What you should do: Extract every record, keeping each one exactly as it is.

(Dataset entries)
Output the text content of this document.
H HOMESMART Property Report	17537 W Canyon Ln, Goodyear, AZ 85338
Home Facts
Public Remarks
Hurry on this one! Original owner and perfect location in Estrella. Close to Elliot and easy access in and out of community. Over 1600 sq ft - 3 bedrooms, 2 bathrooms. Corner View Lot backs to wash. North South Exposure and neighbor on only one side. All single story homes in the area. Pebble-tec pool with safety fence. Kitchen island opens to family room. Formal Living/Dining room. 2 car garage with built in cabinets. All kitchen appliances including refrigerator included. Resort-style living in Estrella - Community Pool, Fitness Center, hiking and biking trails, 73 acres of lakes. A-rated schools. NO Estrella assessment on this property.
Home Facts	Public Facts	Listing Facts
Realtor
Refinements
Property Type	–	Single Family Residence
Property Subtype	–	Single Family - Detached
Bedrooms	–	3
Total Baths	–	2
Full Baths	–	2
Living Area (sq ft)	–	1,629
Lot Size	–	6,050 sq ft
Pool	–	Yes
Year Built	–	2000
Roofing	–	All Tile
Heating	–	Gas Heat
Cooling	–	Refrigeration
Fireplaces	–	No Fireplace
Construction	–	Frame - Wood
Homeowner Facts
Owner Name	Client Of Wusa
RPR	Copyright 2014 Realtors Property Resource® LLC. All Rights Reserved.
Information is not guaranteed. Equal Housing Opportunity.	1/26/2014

Correct result:
Output the text content of this document.
H HOMESMART Property Report	17537 W Canyon Ln, Goodyear, AZ 85338
Home Facts
Public Remarks
Hurry on this one! Original owner and perfect location in Estrella. Close to Elliot and easy access in and out of community. Over 1600 sq ft - 3 bedrooms, 2 bathrooms. Corner View Lot backs to wash. North South Exposure and neighbor on only one side. All single story homes in the area. Pebble-tec pool with safety fence. Kitchen island opens to family room. Formal Living/Dining room. 2 car garage with built in cabinets. All kitchen appliances including refrigerator included. Resort-style living in Estrella - Community Pool, Fitness Center, hiking and biking trails, 73 acres of lakes. A-rated schools. NO Estrella assessment on this property.
Home Facts	Public Facts	Listing Facts
Realtor
Refinements
Property Type	–	Single Family Residence
Property Subtype	–	Single Family - Detached
Bedrooms	–	3
Total Baths	–	2
Full Baths	–	2
Living Area (sq ft)	–	1,629
Lot Size	–	6,050 sq ft
Pool	–	Yes
Year Built	–	2000
Roofing	–	All Tile
Heating	–	Gas Heat
Cooling	–	Refrigeration
Fireplaces	–	No Fireplace
Construction	–	Frame - Wood
Homeowner Facts
Owner Name	Client Of Wusa
RPR	Copyright 2014 Realtors Property Resource® LLC. All Rights Reserved.
Information is not guaranteed. Equal Housing Opportunity.	1/26/2014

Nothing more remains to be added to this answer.